Write out all of the entries exactly as given.

---- Listing

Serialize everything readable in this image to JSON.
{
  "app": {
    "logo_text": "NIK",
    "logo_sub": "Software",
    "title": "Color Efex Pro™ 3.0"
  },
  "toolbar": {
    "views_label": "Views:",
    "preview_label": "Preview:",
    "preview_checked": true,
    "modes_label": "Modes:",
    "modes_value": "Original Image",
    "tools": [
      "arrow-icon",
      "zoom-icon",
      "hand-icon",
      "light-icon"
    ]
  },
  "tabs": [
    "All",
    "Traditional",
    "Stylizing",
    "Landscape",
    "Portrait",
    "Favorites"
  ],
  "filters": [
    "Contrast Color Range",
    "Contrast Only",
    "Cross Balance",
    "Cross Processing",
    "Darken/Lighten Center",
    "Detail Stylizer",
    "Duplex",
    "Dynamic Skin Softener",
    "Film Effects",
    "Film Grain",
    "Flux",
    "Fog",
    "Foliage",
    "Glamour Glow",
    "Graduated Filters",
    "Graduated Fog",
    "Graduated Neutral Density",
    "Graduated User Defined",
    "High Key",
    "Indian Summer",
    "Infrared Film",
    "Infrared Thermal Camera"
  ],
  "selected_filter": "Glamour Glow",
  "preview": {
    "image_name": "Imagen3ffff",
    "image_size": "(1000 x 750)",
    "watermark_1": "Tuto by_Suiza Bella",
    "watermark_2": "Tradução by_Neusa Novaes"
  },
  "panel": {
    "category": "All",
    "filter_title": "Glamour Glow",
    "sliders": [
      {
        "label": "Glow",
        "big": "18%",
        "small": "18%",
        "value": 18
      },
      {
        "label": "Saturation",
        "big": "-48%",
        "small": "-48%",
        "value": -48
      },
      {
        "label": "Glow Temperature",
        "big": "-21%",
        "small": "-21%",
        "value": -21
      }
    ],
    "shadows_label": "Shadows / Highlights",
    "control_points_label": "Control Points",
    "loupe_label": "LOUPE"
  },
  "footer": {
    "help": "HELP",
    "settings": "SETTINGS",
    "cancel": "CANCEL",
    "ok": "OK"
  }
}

--------

(Answer to this problem)
Serialize everything readable in this image to JSON.
{
  "app": {
    "logo_text": "NIK",
    "logo_sub": "Software",
    "title": "Color Efex Pro™ 3.0"
  },
  "toolbar": {
    "views_label": "Views:",
    "preview_label": "Preview:",
    "preview_checked": true,
    "modes_label": "Modes:",
    "modes_value": "Original Image",
    "tools": [
      "arrow-icon",
      "zoom-icon",
      "hand-icon",
      "light-icon"
    ]
  },
  "tabs": [
    "All",
    "Traditional",
    "Stylizing",
    "Landscape",
    "Portrait",
    "Favorites"
  ],
  "filters": [
    "Contrast Color Range",
    "Contrast Only",
    "Cross Balance",
    "Cross Processing",
    "Darken/Lighten Center",
    "Detail Stylizer",
    "Duplex",
    "Dynamic Skin Softener",
    "Film Effects",
    "Film Grain",
    "Flux",
    "Fog",
    "Foliage",
    "Glamour Glow",
    "Graduated Filters",
    "Graduated Fog",
    "Graduated Neutral Density",
    "Graduated User Defined",
    "High Key",
    "Indian Summer",
    "Infrared Film",
    "Infrared Thermal Camera"
  ],
  "selected_filter": "Glamour Glow",
  "preview": {
    "image_name": "Imagen3ffff",
    "image_size": "(1000 x 750)",
    "watermark_1": "Tuto by_Suiza Bella",
    "watermark_2": "Tradução by_Neusa Novaes"
  },
  "panel": {
    "category": "All",
    "filter_title": "Glamour Glow",
    "sliders": [
      {
        "label": "Glow",
        "big": "18%",
        "small": "18%",
        "value": 18
      },
      {
        "label": "Saturation",
        "big": "-48%",
        "small": "-48%",
        "value": -48
      },
      {
        "label": "Glow Temperature",
        "big": "-21%",
        "small": "-21%",
        "value": -21
      }
    ],
    "shadows_label": "Shadows / Highlights",
    "control_points_label": "Control Points",
    "loupe_label": "LOUPE"
  },
  "footer": {
    "help": "HELP",
    "settings": "SETTINGS",
    "cancel": "CANCEL",
    "ok": "OK"
  }
}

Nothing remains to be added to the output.